*Exercise goal*
Determine how many lines of this material contain "cdot". Give only the number.

[Data entries]
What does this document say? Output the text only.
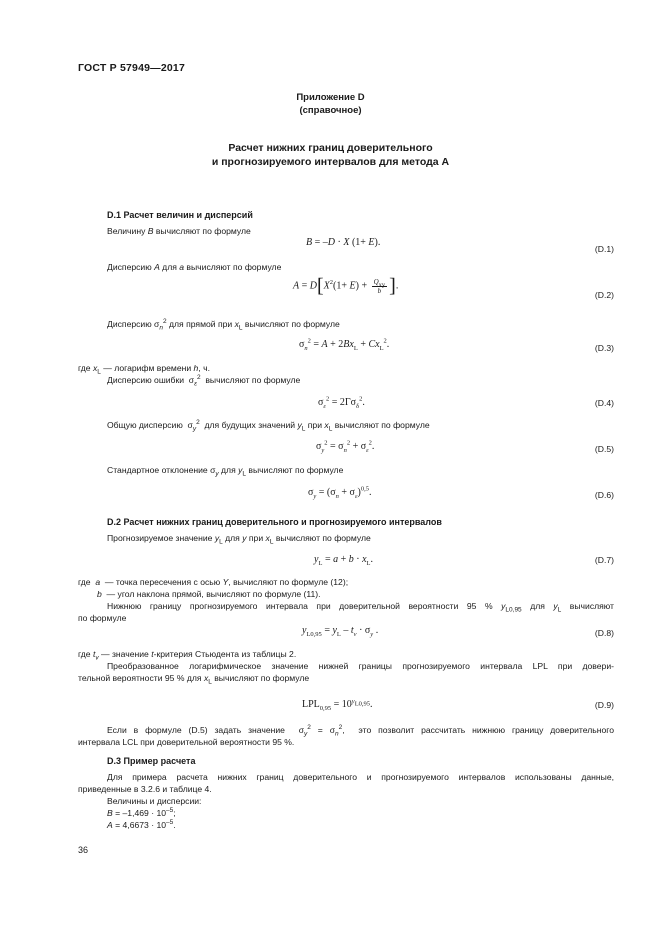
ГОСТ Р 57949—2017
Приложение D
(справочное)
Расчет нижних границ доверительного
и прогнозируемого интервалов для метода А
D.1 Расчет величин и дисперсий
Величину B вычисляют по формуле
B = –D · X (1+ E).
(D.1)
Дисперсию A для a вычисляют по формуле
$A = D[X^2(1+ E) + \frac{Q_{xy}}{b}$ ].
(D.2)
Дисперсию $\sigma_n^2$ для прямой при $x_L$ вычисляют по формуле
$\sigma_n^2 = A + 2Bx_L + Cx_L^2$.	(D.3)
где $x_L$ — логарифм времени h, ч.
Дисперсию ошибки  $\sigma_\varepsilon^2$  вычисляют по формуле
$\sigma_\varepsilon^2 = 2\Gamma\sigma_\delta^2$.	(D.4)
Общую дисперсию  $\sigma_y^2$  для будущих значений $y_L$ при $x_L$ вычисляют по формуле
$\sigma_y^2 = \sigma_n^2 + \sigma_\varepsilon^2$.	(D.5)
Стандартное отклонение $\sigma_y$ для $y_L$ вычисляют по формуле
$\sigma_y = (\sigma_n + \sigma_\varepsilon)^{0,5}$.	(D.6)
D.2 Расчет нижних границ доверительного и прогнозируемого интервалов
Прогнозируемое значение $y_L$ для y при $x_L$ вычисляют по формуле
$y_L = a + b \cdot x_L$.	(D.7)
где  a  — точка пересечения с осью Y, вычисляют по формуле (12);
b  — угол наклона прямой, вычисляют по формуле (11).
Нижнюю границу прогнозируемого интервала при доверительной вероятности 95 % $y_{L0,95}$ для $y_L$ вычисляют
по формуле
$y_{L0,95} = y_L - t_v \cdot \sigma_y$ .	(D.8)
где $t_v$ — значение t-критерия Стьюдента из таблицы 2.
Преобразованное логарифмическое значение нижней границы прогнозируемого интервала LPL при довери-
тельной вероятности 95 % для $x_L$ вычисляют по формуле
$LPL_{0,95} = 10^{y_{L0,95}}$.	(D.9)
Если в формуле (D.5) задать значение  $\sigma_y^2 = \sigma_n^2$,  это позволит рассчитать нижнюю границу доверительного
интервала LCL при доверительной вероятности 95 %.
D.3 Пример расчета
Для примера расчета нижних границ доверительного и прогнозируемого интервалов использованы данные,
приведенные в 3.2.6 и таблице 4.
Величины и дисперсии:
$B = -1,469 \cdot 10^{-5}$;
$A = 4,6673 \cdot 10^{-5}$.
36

---

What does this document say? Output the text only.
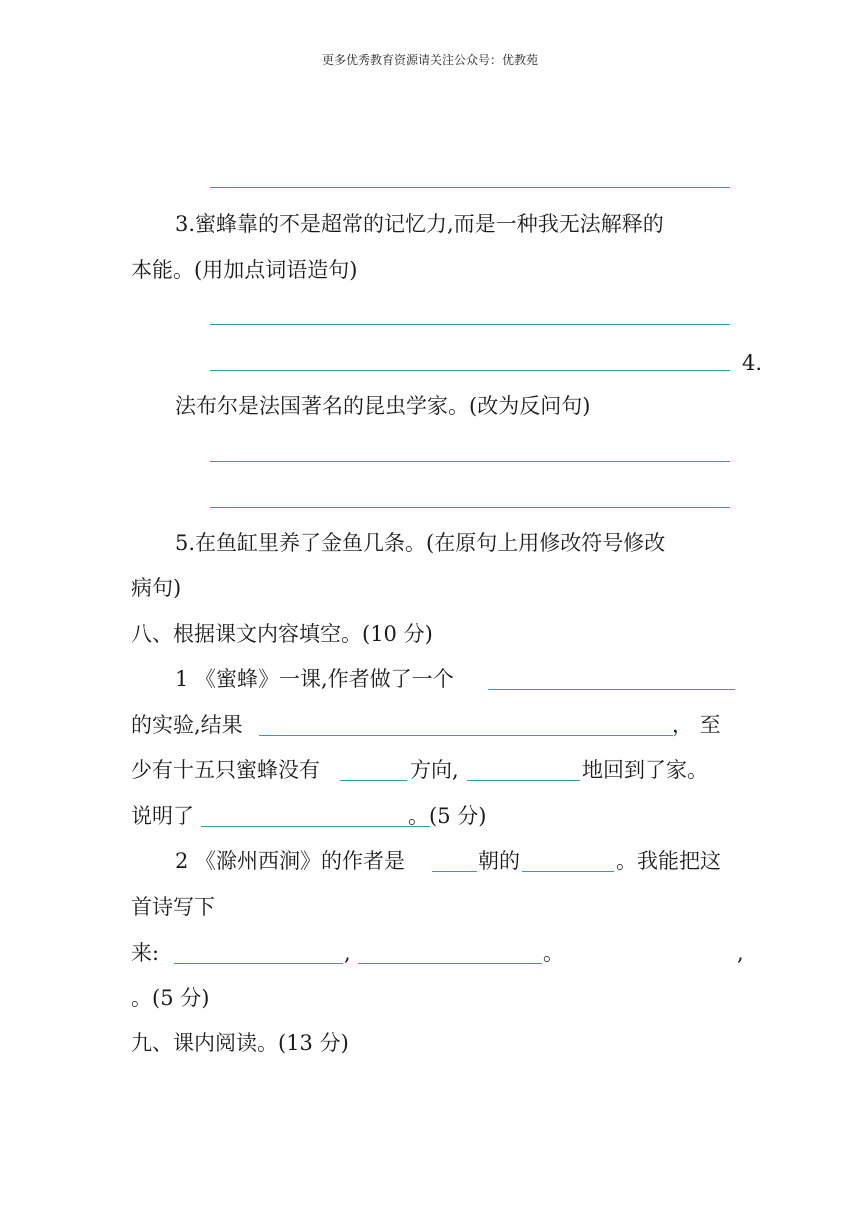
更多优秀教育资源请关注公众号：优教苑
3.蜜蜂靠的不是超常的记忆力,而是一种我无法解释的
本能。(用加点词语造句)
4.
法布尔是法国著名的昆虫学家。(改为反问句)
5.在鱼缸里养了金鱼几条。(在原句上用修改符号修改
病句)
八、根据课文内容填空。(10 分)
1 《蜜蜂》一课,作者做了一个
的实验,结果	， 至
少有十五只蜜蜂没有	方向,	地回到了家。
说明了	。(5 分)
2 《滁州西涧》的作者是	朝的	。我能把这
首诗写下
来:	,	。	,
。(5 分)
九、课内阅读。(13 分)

*Result for this task*
4